**Figure content listings**.
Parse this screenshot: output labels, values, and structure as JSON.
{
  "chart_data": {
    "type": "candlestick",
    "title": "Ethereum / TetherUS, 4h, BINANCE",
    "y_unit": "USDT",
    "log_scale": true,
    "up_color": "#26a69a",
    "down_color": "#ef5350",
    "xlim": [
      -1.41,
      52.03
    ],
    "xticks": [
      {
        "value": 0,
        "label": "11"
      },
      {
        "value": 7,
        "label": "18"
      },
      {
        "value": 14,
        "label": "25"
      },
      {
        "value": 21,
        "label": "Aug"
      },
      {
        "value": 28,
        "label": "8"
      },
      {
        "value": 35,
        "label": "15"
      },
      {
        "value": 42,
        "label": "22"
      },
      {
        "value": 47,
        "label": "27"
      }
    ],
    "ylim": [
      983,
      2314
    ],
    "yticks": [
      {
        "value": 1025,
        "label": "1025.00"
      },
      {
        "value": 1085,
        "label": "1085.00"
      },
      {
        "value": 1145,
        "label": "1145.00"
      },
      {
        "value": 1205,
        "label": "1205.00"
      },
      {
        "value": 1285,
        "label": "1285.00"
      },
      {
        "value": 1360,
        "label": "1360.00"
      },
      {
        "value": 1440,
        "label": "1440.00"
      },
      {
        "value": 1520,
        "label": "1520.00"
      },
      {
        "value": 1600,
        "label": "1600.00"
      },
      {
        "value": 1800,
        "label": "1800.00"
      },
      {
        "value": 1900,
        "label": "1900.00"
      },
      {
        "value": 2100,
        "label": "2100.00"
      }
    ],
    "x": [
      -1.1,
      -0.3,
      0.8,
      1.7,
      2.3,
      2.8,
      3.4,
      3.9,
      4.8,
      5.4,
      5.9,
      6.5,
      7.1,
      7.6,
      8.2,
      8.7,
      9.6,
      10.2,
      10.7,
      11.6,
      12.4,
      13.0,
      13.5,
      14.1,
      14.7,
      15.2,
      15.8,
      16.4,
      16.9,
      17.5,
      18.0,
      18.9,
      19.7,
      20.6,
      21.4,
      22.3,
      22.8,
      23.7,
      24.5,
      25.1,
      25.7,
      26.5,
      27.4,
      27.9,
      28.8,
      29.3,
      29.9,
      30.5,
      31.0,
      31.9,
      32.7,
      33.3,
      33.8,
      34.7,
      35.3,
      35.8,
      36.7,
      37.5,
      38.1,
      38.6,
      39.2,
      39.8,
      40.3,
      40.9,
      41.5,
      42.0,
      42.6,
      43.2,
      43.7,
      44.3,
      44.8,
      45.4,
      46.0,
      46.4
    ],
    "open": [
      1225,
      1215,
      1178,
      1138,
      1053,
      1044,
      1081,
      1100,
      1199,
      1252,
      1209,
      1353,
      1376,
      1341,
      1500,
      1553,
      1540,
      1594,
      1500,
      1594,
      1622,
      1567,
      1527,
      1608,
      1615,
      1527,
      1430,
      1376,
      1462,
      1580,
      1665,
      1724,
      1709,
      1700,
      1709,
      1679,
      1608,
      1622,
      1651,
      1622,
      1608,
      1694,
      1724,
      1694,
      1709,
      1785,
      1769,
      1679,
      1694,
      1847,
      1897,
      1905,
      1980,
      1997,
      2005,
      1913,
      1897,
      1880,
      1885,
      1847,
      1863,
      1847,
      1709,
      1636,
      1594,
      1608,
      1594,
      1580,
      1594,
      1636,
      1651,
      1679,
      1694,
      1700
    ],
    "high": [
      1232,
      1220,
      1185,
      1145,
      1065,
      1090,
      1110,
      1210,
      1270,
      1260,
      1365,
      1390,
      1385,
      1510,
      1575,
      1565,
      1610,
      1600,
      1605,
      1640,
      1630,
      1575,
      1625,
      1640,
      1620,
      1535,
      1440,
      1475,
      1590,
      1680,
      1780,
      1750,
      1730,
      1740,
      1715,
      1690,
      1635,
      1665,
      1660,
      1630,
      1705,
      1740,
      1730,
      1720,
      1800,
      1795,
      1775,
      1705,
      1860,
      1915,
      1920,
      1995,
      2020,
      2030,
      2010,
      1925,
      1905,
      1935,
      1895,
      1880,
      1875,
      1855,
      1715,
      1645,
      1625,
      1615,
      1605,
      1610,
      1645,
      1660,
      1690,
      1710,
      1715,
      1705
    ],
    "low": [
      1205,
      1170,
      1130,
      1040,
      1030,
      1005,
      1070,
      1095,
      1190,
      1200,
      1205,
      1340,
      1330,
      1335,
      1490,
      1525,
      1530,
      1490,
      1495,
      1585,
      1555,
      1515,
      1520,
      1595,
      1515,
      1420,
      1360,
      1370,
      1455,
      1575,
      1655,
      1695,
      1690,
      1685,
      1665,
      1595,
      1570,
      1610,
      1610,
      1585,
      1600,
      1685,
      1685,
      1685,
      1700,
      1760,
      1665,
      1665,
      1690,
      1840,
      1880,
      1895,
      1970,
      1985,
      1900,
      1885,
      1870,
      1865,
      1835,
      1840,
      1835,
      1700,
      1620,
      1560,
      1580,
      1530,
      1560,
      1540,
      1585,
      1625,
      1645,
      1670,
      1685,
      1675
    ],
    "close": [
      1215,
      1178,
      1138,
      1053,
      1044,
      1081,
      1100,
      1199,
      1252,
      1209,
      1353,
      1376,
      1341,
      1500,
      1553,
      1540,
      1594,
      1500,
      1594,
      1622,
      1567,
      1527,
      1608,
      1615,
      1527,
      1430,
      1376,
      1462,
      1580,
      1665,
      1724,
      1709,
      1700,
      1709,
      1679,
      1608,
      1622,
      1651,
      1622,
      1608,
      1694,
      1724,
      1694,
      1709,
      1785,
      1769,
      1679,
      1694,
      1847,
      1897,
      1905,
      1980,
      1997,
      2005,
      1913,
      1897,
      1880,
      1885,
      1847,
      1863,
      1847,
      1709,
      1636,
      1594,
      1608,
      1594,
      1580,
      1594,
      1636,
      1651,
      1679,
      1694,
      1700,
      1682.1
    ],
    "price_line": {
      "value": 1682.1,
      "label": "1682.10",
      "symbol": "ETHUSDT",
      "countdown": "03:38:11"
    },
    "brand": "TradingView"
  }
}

**WRITTEN REQUEST**. Restate all of the entries above precisely.

**COMPLETE RESPONSE**.
Parse this screenshot: output labels, values, and structure as JSON.
{
  "chart_data": {
    "type": "candlestick",
    "title": "Ethereum / TetherUS, 4h, BINANCE",
    "y_unit": "USDT",
    "log_scale": true,
    "up_color": "#26a69a",
    "down_color": "#ef5350",
    "xlim": [
      -1.41,
      52.03
    ],
    "xticks": [
      {
        "value": 0,
        "label": "11"
      },
      {
        "value": 7,
        "label": "18"
      },
      {
        "value": 14,
        "label": "25"
      },
      {
        "value": 21,
        "label": "Aug"
      },
      {
        "value": 28,
        "label": "8"
      },
      {
        "value": 35,
        "label": "15"
      },
      {
        "value": 42,
        "label": "22"
      },
      {
        "value": 47,
        "label": "27"
      }
    ],
    "ylim": [
      983,
      2314
    ],
    "yticks": [
      {
        "value": 1025,
        "label": "1025.00"
      },
      {
        "value": 1085,
        "label": "1085.00"
      },
      {
        "value": 1145,
        "label": "1145.00"
      },
      {
        "value": 1205,
        "label": "1205.00"
      },
      {
        "value": 1285,
        "label": "1285.00"
      },
      {
        "value": 1360,
        "label": "1360.00"
      },
      {
        "value": 1440,
        "label": "1440.00"
      },
      {
        "value": 1520,
        "label": "1520.00"
      },
      {
        "value": 1600,
        "label": "1600.00"
      },
      {
        "value": 1800,
        "label": "1800.00"
      },
      {
        "value": 1900,
        "label": "1900.00"
      },
      {
        "value": 2100,
        "label": "2100.00"
      }
    ],
    "x": [
      -1.1,
      -0.3,
      0.8,
      1.7,
      2.3,
      2.8,
      3.4,
      3.9,
      4.8,
      5.4,
      5.9,
      6.5,
      7.1,
      7.6,
      8.2,
      8.7,
      9.6,
      10.2,
      10.7,
      11.6,
      12.4,
      13.0,
      13.5,
      14.1,
      14.7,
      15.2,
      15.8,
      16.4,
      16.9,
      17.5,
      18.0,
      18.9,
      19.7,
      20.6,
      21.4,
      22.3,
      22.8,
      23.7,
      24.5,
      25.1,
      25.7,
      26.5,
      27.4,
      27.9,
      28.8,
      29.3,
      29.9,
      30.5,
      31.0,
      31.9,
      32.7,
      33.3,
      33.8,
      34.7,
      35.3,
      35.8,
      36.7,
      37.5,
      38.1,
      38.6,
      39.2,
      39.8,
      40.3,
      40.9,
      41.5,
      42.0,
      42.6,
      43.2,
      43.7,
      44.3,
      44.8,
      45.4,
      46.0,
      46.4
    ],
    "open": [
      1225,
      1215,
      1178,
      1138,
      1053,
      1044,
      1081,
      1100,
      1199,
      1252,
      1209,
      1353,
      1376,
      1341,
      1500,
      1553,
      1540,
      1594,
      1500,
      1594,
      1622,
      1567,
      1527,
      1608,
      1615,
      1527,
      1430,
      1376,
      1462,
      1580,
      1665,
      1724,
      1709,
      1700,
      1709,
      1679,
      1608,
      1622,
      1651,
      1622,
      1608,
      1694,
      1724,
      1694,
      1709,
      1785,
      1769,
      1679,
      1694,
      1847,
      1897,
      1905,
      1980,
      1997,
      2005,
      1913,
      1897,
      1880,
      1885,
      1847,
      1863,
      1847,
      1709,
      1636,
      1594,
      1608,
      1594,
      1580,
      1594,
      1636,
      1651,
      1679,
      1694,
      1700
    ],
    "high": [
      1232,
      1220,
      1185,
      1145,
      1065,
      1090,
      1110,
      1210,
      1270,
      1260,
      1365,
      1390,
      1385,
      1510,
      1575,
      1565,
      1610,
      1600,
      1605,
      1640,
      1630,
      1575,
      1625,
      1640,
      1620,
      1535,
      1440,
      1475,
      1590,
      1680,
      1780,
      1750,
      1730,
      1740,
      1715,
      1690,
      1635,
      1665,
      1660,
      1630,
      1705,
      1740,
      1730,
      1720,
      1800,
      1795,
      1775,
      1705,
      1860,
      1915,
      1920,
      1995,
      2020,
      2030,
      2010,
      1925,
      1905,
      1935,
      1895,
      1880,
      1875,
      1855,
      1715,
      1645,
      1625,
      1615,
      1605,
      1610,
      1645,
      1660,
      1690,
      1710,
      1715,
      1705
    ],
    "low": [
      1205,
      1170,
      1130,
      1040,
      1030,
      1005,
      1070,
      1095,
      1190,
      1200,
      1205,
      1340,
      1330,
      1335,
      1490,
      1525,
      1530,
      1490,
      1495,
      1585,
      1555,
      1515,
      1520,
      1595,
      1515,
      1420,
      1360,
      1370,
      1455,
      1575,
      1655,
      1695,
      1690,
      1685,
      1665,
      1595,
      1570,
      1610,
      1610,
      1585,
      1600,
      1685,
      1685,
      1685,
      1700,
      1760,
      1665,
      1665,
      1690,
      1840,
      1880,
      1895,
      1970,
      1985,
      1900,
      1885,
      1870,
      1865,
      1835,
      1840,
      1835,
      1700,
      1620,
      1560,
      1580,
      1530,
      1560,
      1540,
      1585,
      1625,
      1645,
      1670,
      1685,
      1675
    ],
    "close": [
      1215,
      1178,
      1138,
      1053,
      1044,
      1081,
      1100,
      1199,
      1252,
      1209,
      1353,
      1376,
      1341,
      1500,
      1553,
      1540,
      1594,
      1500,
      1594,
      1622,
      1567,
      1527,
      1608,
      1615,
      1527,
      1430,
      1376,
      1462,
      1580,
      1665,
      1724,
      1709,
      1700,
      1709,
      1679,
      1608,
      1622,
      1651,
      1622,
      1608,
      1694,
      1724,
      1694,
      1709,
      1785,
      1769,
      1679,
      1694,
      1847,
      1897,
      1905,
      1980,
      1997,
      2005,
      1913,
      1897,
      1880,
      1885,
      1847,
      1863,
      1847,
      1709,
      1636,
      1594,
      1608,
      1594,
      1580,
      1594,
      1636,
      1651,
      1679,
      1694,
      1700,
      1682.1
    ],
    "price_line": {
      "value": 1682.1,
      "label": "1682.10",
      "symbol": "ETHUSDT",
      "countdown": "03:38:11"
    },
    "brand": "TradingView"
  }
}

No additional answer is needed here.